*** PROVIDED MATERIAL ***

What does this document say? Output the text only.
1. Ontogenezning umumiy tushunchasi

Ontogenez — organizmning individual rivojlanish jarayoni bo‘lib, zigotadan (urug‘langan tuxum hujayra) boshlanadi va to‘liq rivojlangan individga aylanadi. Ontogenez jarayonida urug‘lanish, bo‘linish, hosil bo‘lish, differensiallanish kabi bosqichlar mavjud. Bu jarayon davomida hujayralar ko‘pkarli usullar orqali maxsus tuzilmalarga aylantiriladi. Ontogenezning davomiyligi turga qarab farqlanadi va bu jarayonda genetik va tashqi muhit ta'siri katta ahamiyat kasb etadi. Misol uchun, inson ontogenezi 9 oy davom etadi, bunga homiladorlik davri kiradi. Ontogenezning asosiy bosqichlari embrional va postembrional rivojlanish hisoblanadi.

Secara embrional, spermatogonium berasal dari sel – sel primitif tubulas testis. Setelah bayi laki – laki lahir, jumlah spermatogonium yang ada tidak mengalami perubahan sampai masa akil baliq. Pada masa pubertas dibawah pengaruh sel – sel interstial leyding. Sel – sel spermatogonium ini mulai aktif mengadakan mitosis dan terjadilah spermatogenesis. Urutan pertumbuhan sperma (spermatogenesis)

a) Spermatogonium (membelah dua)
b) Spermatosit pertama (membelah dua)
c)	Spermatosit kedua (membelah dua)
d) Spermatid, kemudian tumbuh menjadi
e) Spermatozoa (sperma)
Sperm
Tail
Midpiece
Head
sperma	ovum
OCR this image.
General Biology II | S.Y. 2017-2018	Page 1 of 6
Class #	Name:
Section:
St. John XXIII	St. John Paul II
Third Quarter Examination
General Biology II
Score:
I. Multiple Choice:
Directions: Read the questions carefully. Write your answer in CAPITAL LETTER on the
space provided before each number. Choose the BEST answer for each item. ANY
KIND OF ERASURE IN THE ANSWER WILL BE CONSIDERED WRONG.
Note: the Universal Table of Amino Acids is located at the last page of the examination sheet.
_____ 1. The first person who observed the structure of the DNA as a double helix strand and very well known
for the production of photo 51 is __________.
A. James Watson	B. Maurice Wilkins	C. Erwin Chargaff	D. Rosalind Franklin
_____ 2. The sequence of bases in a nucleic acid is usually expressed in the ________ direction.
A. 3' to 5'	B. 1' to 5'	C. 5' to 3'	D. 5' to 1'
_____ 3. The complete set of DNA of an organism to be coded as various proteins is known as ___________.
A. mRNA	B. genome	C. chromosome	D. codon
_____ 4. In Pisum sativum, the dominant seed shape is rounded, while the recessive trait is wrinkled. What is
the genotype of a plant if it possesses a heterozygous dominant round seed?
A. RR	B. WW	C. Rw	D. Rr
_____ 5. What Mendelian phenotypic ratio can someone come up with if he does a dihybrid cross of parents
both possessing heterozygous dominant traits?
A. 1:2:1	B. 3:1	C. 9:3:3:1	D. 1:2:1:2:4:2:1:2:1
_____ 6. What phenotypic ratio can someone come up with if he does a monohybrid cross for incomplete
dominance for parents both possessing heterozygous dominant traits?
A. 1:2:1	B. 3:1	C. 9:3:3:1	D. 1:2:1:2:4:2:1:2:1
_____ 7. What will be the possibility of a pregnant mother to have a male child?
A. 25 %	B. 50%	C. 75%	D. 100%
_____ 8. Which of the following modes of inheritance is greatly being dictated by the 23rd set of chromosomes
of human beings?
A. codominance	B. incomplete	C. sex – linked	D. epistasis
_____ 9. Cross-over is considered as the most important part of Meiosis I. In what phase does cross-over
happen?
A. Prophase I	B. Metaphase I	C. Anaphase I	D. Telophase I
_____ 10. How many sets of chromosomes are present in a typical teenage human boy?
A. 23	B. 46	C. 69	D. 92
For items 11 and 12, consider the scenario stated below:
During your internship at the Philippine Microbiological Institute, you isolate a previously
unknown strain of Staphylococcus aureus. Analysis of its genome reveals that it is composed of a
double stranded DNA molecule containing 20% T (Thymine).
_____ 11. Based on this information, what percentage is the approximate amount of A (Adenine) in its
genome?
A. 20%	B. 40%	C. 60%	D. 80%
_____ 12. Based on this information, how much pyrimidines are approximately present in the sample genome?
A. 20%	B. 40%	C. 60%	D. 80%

*** End of PROVIDED MATERIAL ***

- **TASK STATEMENT**
Would you please return all lines of the data that include the word "heterozygous"?

- **ANSWER SPACE**
the genotype of a plant if it possesses a heterozygous dominant round seed?
both possessing heterozygous dominant traits?
dominance for parents both possessing heterozygous dominant traits?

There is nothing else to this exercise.